AIM =>
Provide a single number: the count of lines containing the string "years".
>>>>
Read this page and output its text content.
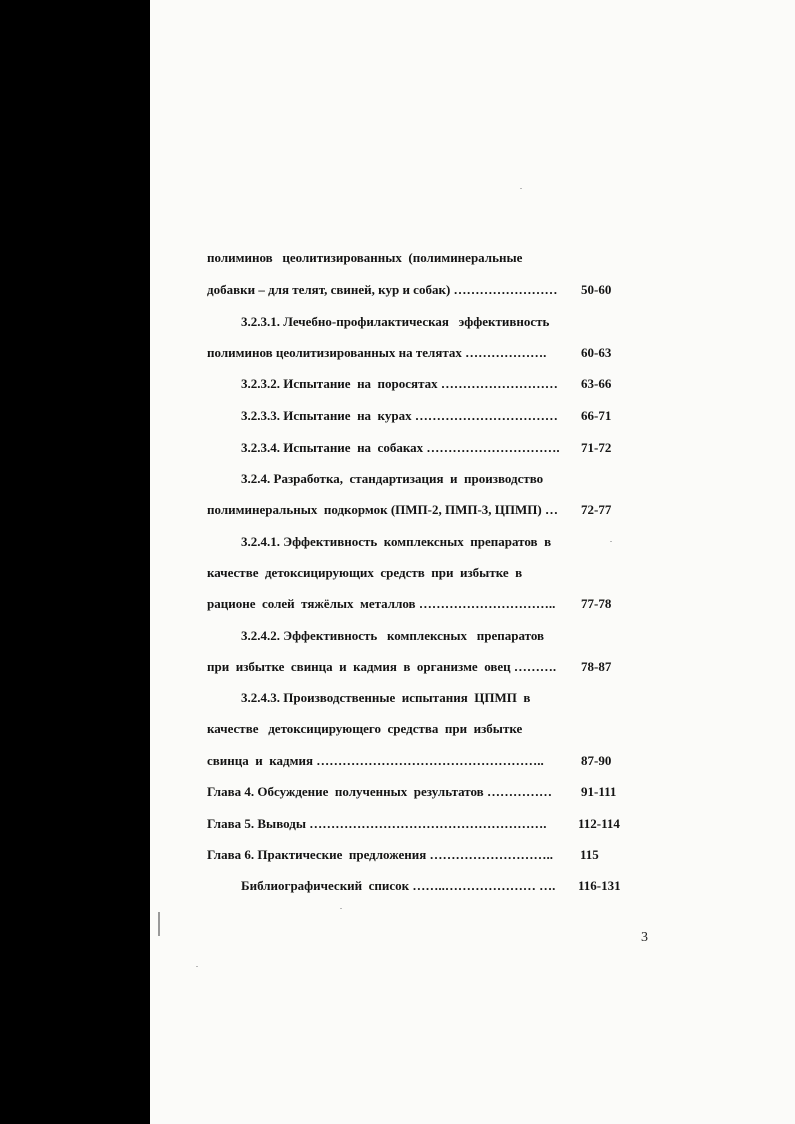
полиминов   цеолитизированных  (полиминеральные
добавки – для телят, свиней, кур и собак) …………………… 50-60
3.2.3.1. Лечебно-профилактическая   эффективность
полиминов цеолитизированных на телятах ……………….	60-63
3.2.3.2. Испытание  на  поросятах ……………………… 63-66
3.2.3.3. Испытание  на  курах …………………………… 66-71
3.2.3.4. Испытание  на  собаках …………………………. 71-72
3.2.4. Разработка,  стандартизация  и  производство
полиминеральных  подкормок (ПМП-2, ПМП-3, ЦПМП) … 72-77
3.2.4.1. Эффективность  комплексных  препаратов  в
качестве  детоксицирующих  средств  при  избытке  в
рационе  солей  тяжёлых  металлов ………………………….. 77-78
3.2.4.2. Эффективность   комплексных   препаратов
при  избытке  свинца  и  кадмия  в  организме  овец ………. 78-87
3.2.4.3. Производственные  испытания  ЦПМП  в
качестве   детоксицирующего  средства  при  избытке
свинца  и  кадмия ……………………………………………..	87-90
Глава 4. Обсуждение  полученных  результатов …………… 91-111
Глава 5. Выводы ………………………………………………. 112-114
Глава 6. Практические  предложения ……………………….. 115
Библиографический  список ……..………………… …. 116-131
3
<<<<
>>>>
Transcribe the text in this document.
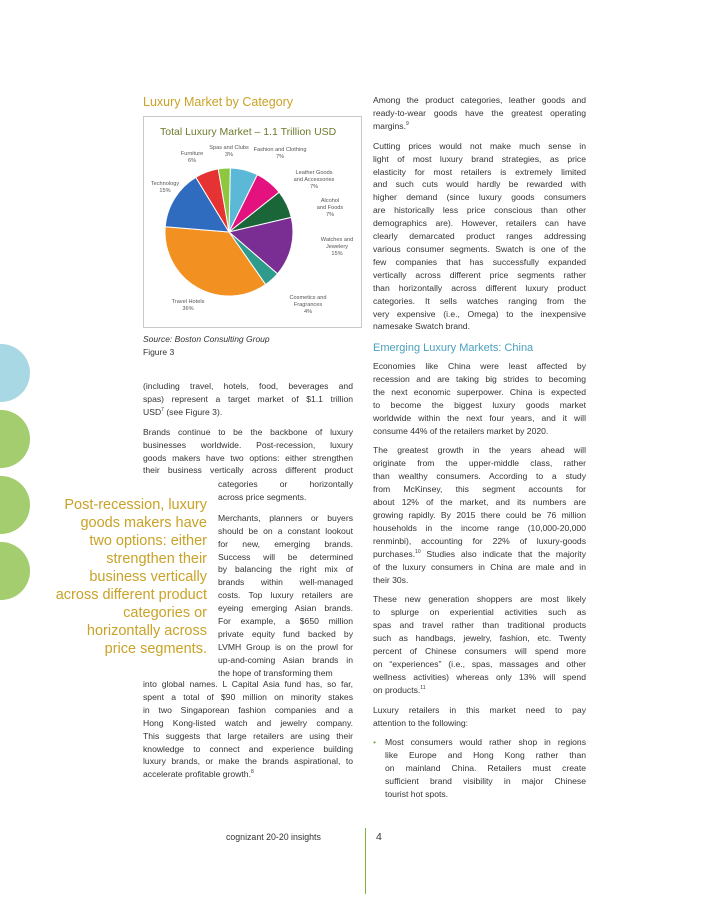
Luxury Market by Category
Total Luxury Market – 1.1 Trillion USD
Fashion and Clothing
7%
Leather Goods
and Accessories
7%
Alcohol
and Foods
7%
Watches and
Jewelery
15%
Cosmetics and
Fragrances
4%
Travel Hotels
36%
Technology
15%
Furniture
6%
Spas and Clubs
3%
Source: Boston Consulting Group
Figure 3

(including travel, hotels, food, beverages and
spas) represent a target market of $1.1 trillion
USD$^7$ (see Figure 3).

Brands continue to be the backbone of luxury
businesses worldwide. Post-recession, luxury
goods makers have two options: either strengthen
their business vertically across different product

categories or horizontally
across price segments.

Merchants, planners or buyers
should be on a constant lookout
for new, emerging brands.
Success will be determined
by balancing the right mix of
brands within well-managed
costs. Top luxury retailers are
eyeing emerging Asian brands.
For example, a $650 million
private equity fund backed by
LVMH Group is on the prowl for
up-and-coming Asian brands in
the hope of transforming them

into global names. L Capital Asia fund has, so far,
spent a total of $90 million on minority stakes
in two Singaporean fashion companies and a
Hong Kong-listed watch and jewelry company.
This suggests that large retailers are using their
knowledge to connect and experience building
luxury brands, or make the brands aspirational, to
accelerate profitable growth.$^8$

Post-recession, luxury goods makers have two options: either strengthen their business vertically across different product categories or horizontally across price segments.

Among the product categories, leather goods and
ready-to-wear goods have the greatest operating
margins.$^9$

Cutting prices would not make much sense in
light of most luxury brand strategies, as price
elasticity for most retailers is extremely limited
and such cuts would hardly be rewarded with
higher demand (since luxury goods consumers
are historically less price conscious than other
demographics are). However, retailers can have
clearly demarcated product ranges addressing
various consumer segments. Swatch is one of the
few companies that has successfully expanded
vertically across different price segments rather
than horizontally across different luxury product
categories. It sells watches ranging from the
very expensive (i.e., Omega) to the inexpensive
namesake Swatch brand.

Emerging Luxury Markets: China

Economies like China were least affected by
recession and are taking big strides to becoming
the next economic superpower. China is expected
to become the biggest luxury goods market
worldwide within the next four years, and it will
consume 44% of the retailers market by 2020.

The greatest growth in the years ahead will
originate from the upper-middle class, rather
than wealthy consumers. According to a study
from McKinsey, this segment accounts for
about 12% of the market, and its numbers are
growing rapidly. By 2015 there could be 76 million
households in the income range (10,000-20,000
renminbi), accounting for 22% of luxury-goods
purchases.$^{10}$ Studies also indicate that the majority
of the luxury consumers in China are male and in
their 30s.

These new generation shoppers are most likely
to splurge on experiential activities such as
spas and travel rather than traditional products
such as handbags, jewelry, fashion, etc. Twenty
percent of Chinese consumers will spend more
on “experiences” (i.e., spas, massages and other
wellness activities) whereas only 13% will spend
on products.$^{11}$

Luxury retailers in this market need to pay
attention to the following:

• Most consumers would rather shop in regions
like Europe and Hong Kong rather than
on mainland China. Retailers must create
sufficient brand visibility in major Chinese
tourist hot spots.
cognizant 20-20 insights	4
<<<<
FINAL RESULT =>
2